Given instruction:
Pick out each line containing the string "ЕСУТ" and copy it.

Records for this exercise:
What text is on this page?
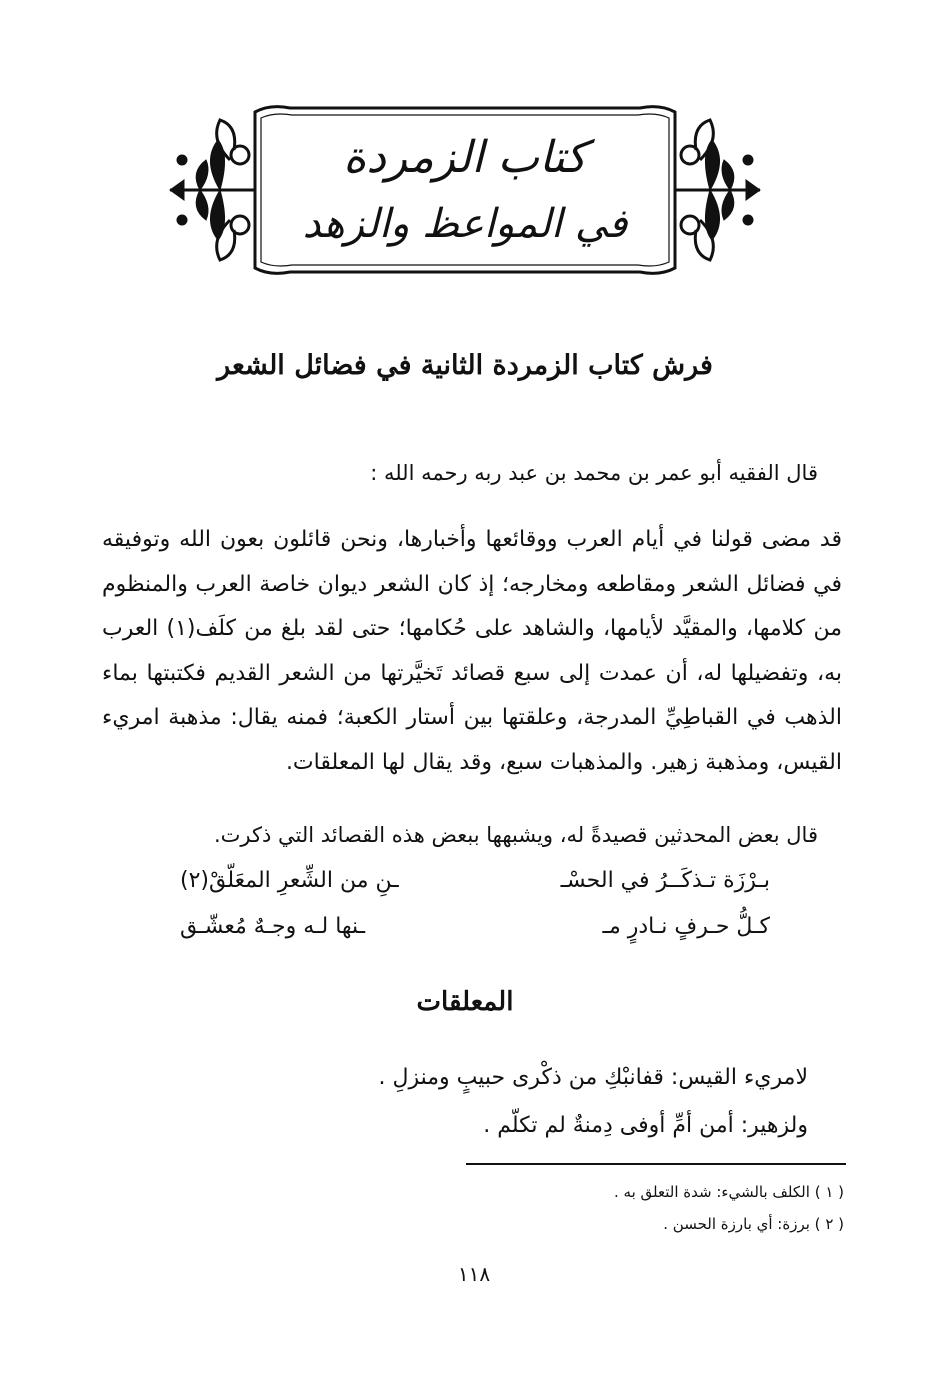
كتاب الزمردة
في المواعظ والزهد
فرش كتاب الزمردة الثانية في فضائل الشعر
قال الفقيه أبو عمر بن محمد بن عبد ربه رحمه الله :
قد مضى قولنا في أيام العرب ووقائعها وأخبارها، ونحن قائلون بعون الله وتوفيقه في فضائل الشعر ومقاطعه ومخارجه؛ إذ كان الشعر ديوان خاصة العرب والمنظوم من كلامها، والمقيَّد لأيامها، والشاهد على حُكامها؛ حتى لقد بلغ من كلَف(١) العرب به، وتفضيلها له، أن عمدت إلى سبع قصائد تَخيَّرتها من الشعر القديم فكتبتها بماء الذهب في القباطِيِّ المدرجة، وعلقتها بين أستار الكعبة؛ فمنه يقال: مذهبة امريء القيس، ومذهبة زهير. والمذهبات سبع، وقد يقال لها المعلقات.
قال بعض المحدثين قصيدةً له، ويشبهها ببعض هذه القصائد التي ذكرت.
بـرْزَة تـذكَــرُ في الحسْـ
ـنِ من الشِّعرِ المعَلّقْ(٢)
كـلُّ حـرفٍ نـادرٍ مـ
ـنها لـه وجـهٌ مُعشّـق
المعلقات
لامريء القيس: قفانبْكِ من ذكْرى حبيبٍ ومنزلِ .
ولزهير: أمن أمِّ أوفى دِمنةٌ لم تكلّم .
( ١ ) الكلف بالشيء: شدة التعلق به .
( ٢ ) برزة: أي بارزة الحسن .
١١٨
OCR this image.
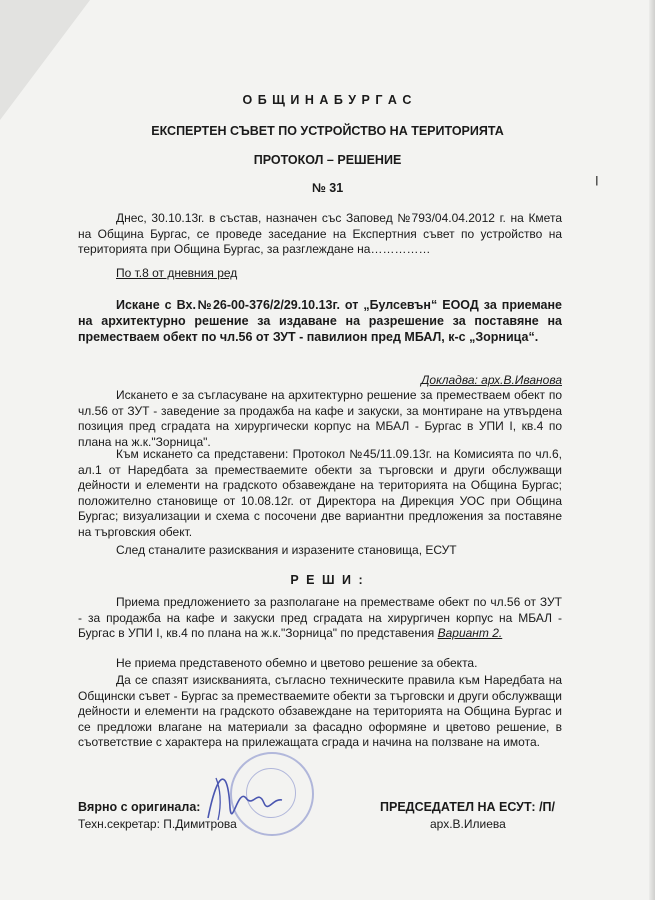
О Б Щ И Н А Б У Р Г А С
ЕКСПЕРТЕН СЪВЕТ ПО УСТРОЙСТВО НА ТЕРИТОРИЯТА
ПРОТОКОЛ – РЕШЕНИЕ
№ 31	╵
Днес, 30.10.13г. в състав, назначен със Заповед №793/04.04.2012 г. на Кмета на Община Бургас, се проведе заседание на Експертния съвет по устройство на територията при Община Бургас, за разглеждане на……………
По т.8 от дневния ред
Искане с Вх.№26-00-376/2/29.10.13г. от „Булсевън“ ЕООД за приемане на архитектурно решение за издаване на разрешение за поставяне на преместваем обект по чл.56 от ЗУТ - павилион пред МБАЛ, к-с „Зорница“.
Докладва: арх.В.Иванова
Искането е за съгласуване на архитектурно решение за преместваем обект по чл.56 от ЗУТ - заведение за продажба на кафе и закуски, за монтиране на утвърдена позиция пред сградата на хирургически корпус на МБАЛ - Бургас в УПИ I, кв.4 по плана на ж.к."Зорница".
Към искането са представени: Протокол №45/11.09.13г. на Комисията по чл.6, ал.1 от Наредбата за преместваемите обекти за търговски и други обслужващи дейности и елементи на градското обзавеждане на територията на Община Бургас; положително становище от 10.08.12г. от Директора на Дирекция УОС при Община Бургас; визуализации и схема с посочени две вариантни предложения за поставяне на търговския обект.
След станалите разисквания и изразените становища, ЕСУТ
Р Е Ш И :
Приема предложението за разполагане на преместваме обект по чл.56 от ЗУТ - за продажба на кафе и закуски пред сградата на хирургичен корпус на МБАЛ - Бургас в УПИ I, кв.4 по плана на ж.к."Зорница" по представения Вариант 2.
Не приема представеното обемно и цветово решение за обекта.
Да се спазят изискванията, съгласно техническите правила към Наредбата на Общински съвет - Бургас за преместваемите обекти за търговски и други обслужващи дейности и елементи на градското обзавеждане на територията на Община Бургас и се предложи влагане на материали за фасадно оформяне и цветово решение, в съответствие с характера на прилежащата сграда и начина на ползване на имота.
Вярно с оригинала:
Техн.секретар: П.Димитрова
ПРЕДСЕДАТЕЛ НА ЕСУТ: /П/
арх.В.Илиева
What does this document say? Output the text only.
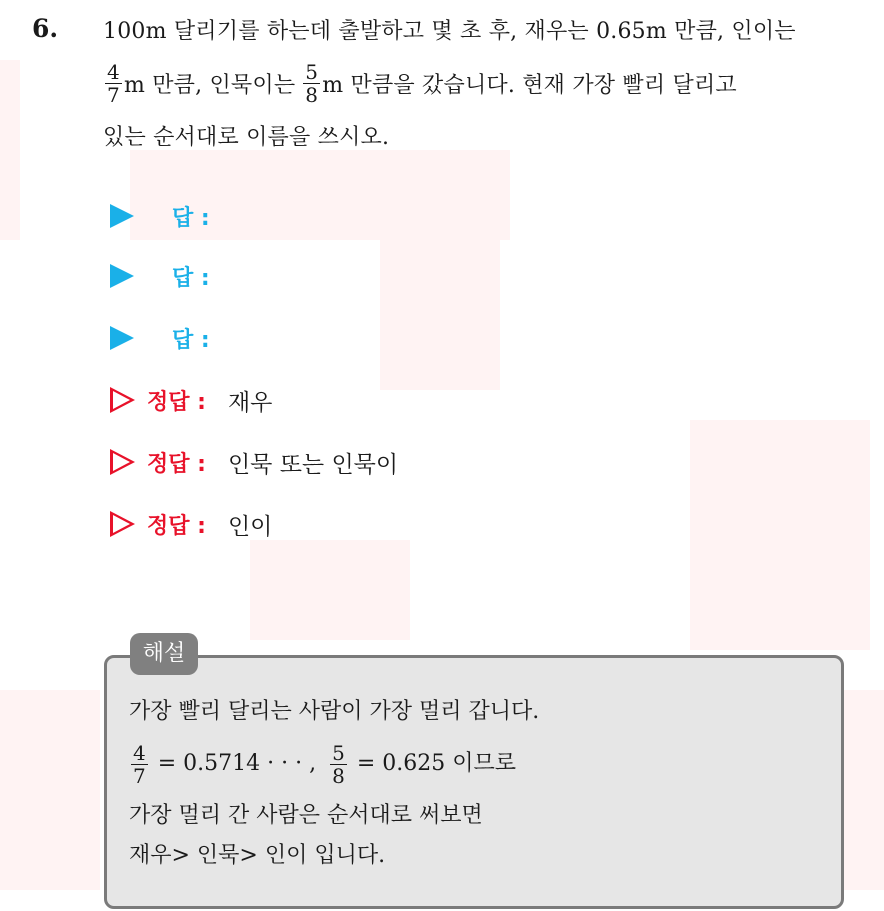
6. 100m 달리기를 하는데 출발하고 몇 초 후, 재우는 0.65m 만큼, 인이는
$\frac{4}{7}$ m 만큼, 인묵이는 $\frac{5}{8}$ m 만큼을 갔습니다. 현재 가장 빨리 달리고
있는 순서대로 이름을 쓰시오.
답 :
답 :
답 :
정답 : 재우
정답 : 인묵 또는 인묵이
정답 : 인이
해설
가장 빨리 달리는 사람이 가장 멀리 갑니다.
$\frac{4}{7} = 0.5714$ · · · , $\frac{5}{8} = 0.625$ 이므로
가장 멀리 간 사람은 순서대로 써보면
재우> 인묵> 인이 입니다.
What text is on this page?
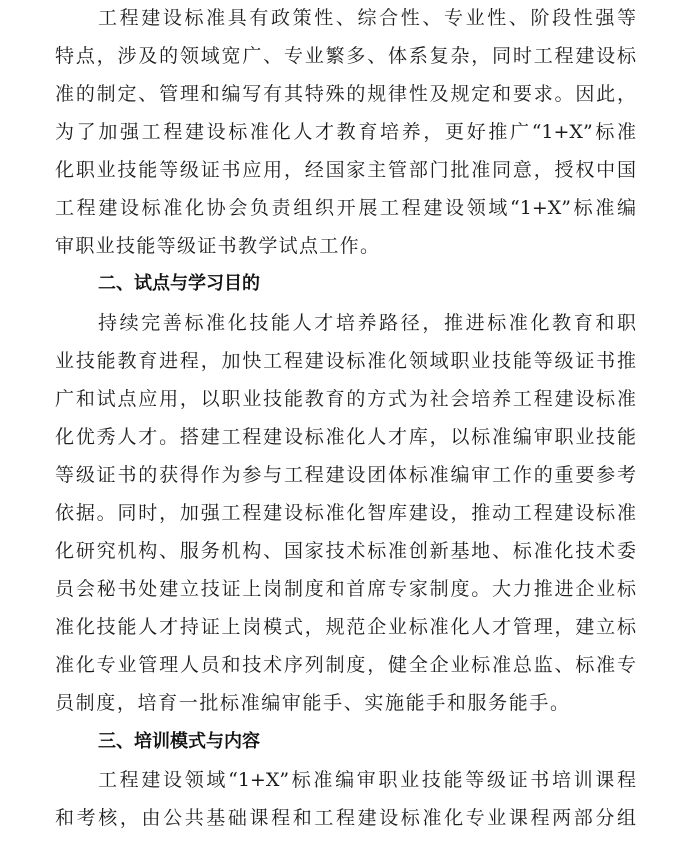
工程建设标准具有政策性、综合性、专业性、阶段性强等

特点，涉及的领域宽广、专业繁多、体系复杂，同时工程建设标

准的制定、管理和编写有其特殊的规律性及规定和要求。因此，

为了加强工程建设标准化人才教育培养，更好推广“1+X”标准

化职业技能等级证书应用，经国家主管部门批准同意，授权中国

工程建设标准化协会负责组织开展工程建设领域“1+X”标准编

审职业技能等级证书教学试点工作。

二、试点与学习目的

持续完善标准化技能人才培养路径，推进标准化教育和职

业技能教育进程，加快工程建设标准化领域职业技能等级证书推

广和试点应用，以职业技能教育的方式为社会培养工程建设标准

化优秀人才。搭建工程建设标准化人才库，以标准编审职业技能

等级证书的获得作为参与工程建设团体标准编审工作的重要参考

依据。同时，加强工程建设标准化智库建设，推动工程建设标准

化研究机构、服务机构、国家技术标准创新基地、标准化技术委

员会秘书处建立技证上岗制度和首席专家制度。大力推进企业标

准化技能人才持证上岗模式，规范企业标准化人才管理，建立标

准化专业管理人员和技术序列制度，健全企业标准总监、标准专

员制度，培育一批标准编审能手、实施能手和服务能手。

三、培训模式与内容

工程建设领域“1+X”标准编审职业技能等级证书培训课程

和考核，由公共基础课程和工程建设标准化专业课程两部分组
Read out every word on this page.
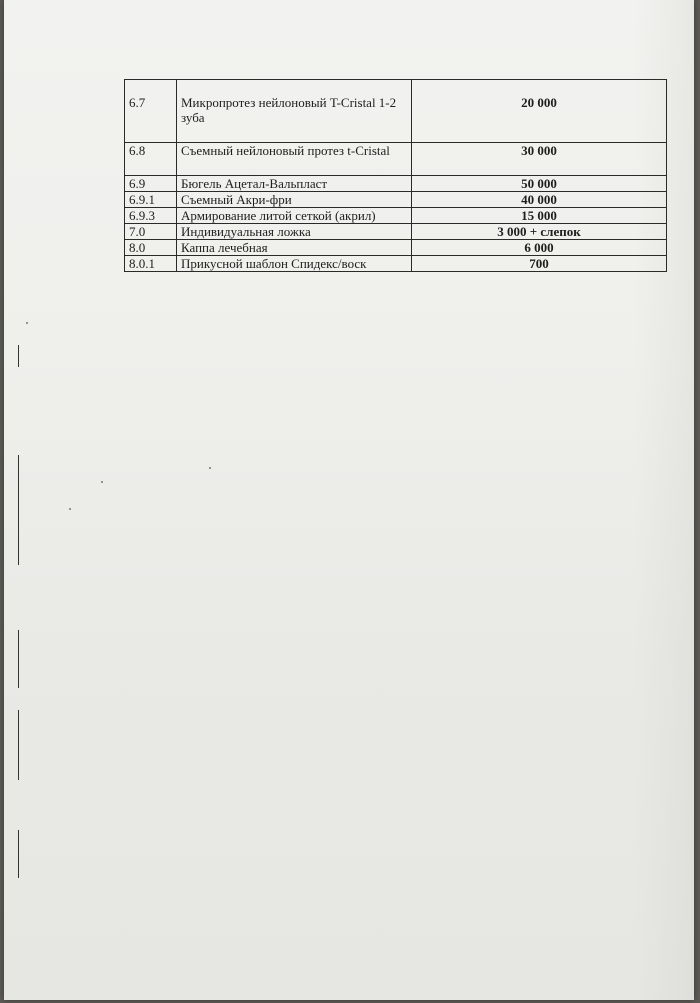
6.7	Микропротез нейлоновый T-Cristal 1-2 зуба	20 000
6.8	Съемный нейлоновый протез t-Cristal	30 000
6.9	Бюгель Ацетал-Вальпласт	50 000
6.9.1	Съемный Акри-фри	40 000
6.9.3	Армирование литой сеткой (акрил)	15 000
7.0	Индивидуальная ложка	3 000 + слепок
8.0	Каппа лечебная	6 000
8.0.1	Прикусной шаблон Спидекс/воск	700
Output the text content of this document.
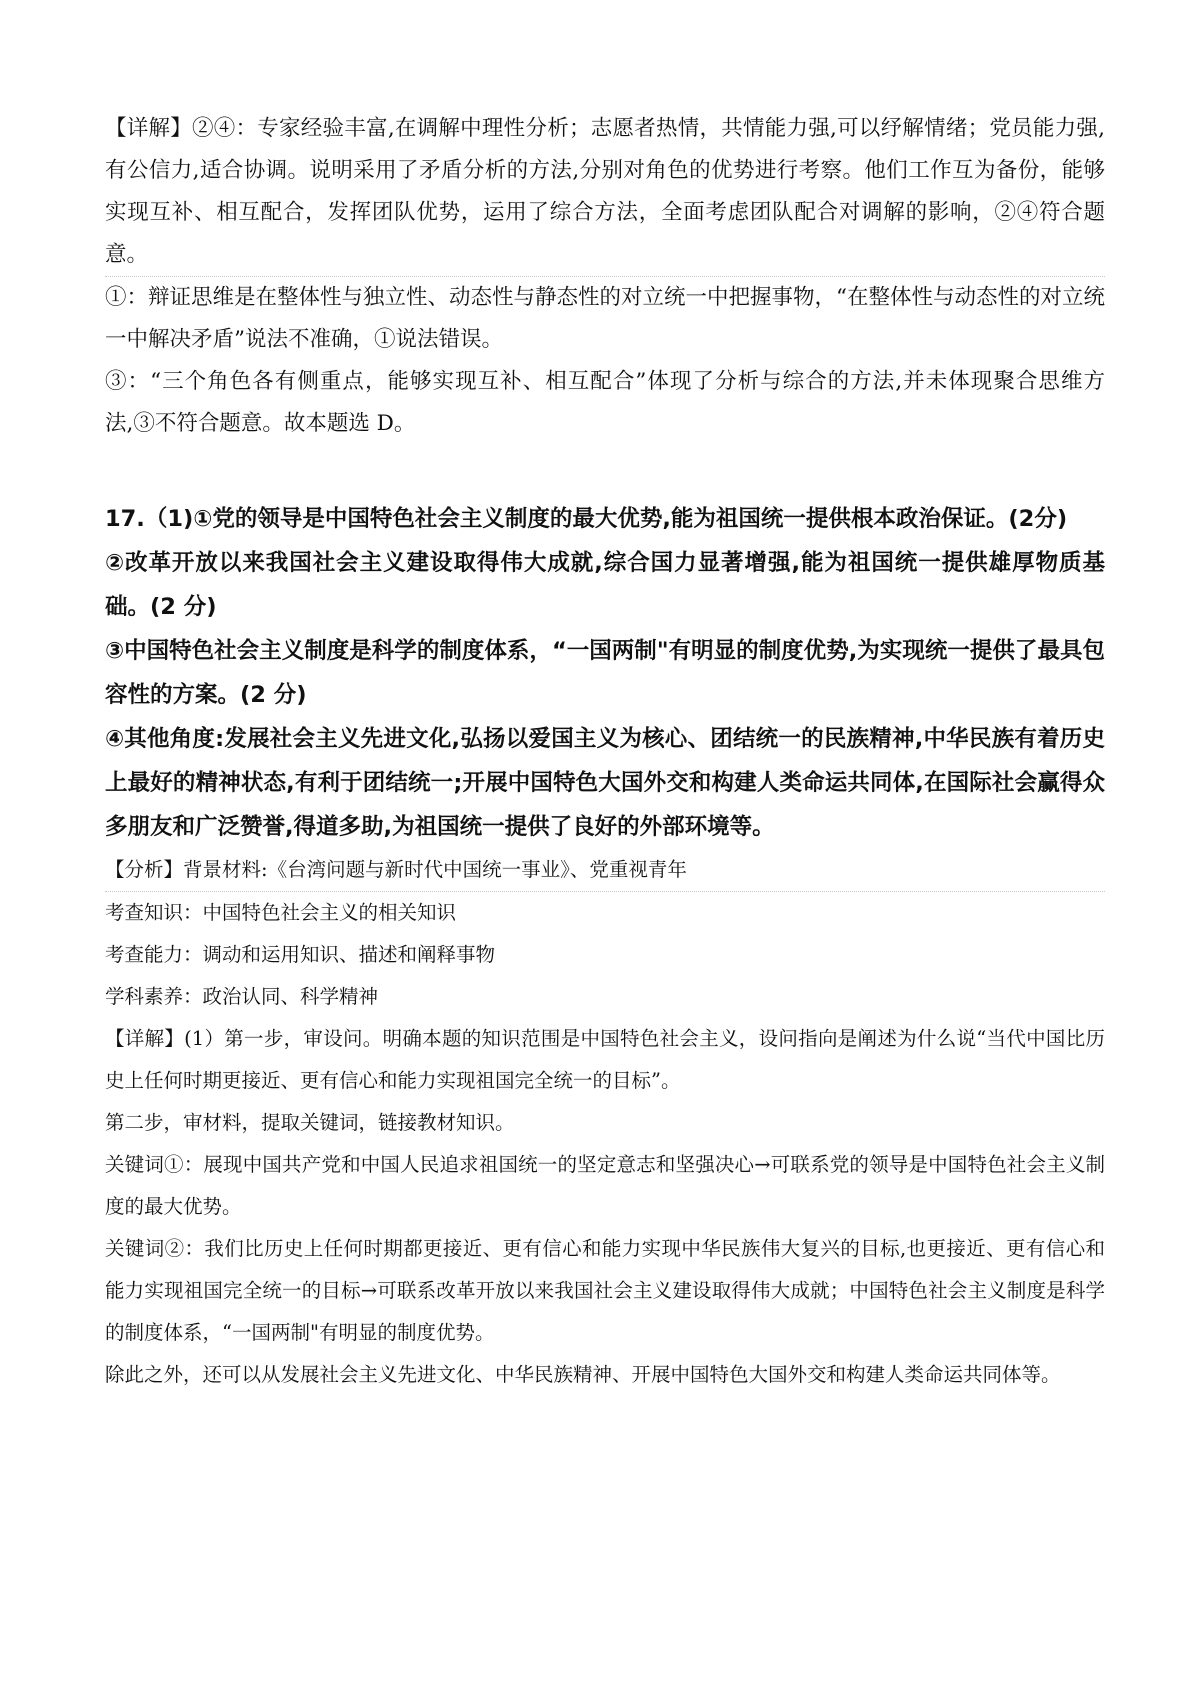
【详解】②④：专家经验丰富,在调解中理性分析；志愿者热情，共情能力强,可以纾解情绪；党员能力强,有公信力,适合协调。说明采用了矛盾分析的方法,分别对角色的优势进行考察。他们工作互为备份，能够实现互补、相互配合，发挥团队优势，运用了综合方法，全面考虑团队配合对调解的影响，②④符合题意。

①：辩证思维是在整体性与独立性、动态性与静态性的对立统一中把握事物，“在整体性与动态性的对立统一中解决矛盾”说法不准确，①说法错误。

③：“三个角色各有侧重点，能够实现互补、相互配合”体现了分析与综合的方法,并未体现聚合思维方法,③不符合题意。故本题选 D。

17.（1)①党的领导是中国特色社会主义制度的最大优势,能为祖国统一提供根本政治保证。(2分)

②改革开放以来我国社会主义建设取得伟大成就,综合国力显著增强,能为祖国统一提供雄厚物质基础。(2 分)

③中国特色社会主义制度是科学的制度体系，“一国两制"有明显的制度优势,为实现统一提供了最具包容性的方案。(2 分)

④其他角度:发展社会主义先进文化,弘扬以爱国主义为核心、团结统一的民族精神,中华民族有着历史上最好的精神状态,有利于团结统一;开展中国特色大国外交和构建人类命运共同体,在国际社会赢得众多朋友和广泛赞誉,得道多助,为祖国统一提供了良好的外部环境等。

【分析】背景材料:《台湾问题与新时代中国统一事业》、党重视青年

考查知识：中国特色社会主义的相关知识

考查能力：调动和运用知识、描述和阐释事物

学科素养：政治认同、科学精神

【详解】(1）第一步，审设问。明确本题的知识范围是中国特色社会主义，设问指向是阐述为什么说“当代中国比历史上任何时期更接近、更有信心和能力实现祖国完全统一的目标”。

第二步，审材料，提取关键词，链接教材知识。

关键词①：展现中国共产党和中国人民追求祖国统一的坚定意志和坚强决心→可联系党的领导是中国特色社会主义制度的最大优势。

关键词②：我们比历史上任何时期都更接近、更有信心和能力实现中华民族伟大复兴的目标,也更接近、更有信心和能力实现祖国完全统一的目标→可联系改革开放以来我国社会主义建设取得伟大成就；中国特色社会主义制度是科学的制度体系，“一国两制"有明显的制度优势。

除此之外，还可以从发展社会主义先进文化、中华民族精神、开展中国特色大国外交和构建人类命运共同体等。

Task response:
След станалите разисквания и изразените становища, ЕСУТ
ПРЕДСЕДАТЕЛ НА ЕСУТ: /П/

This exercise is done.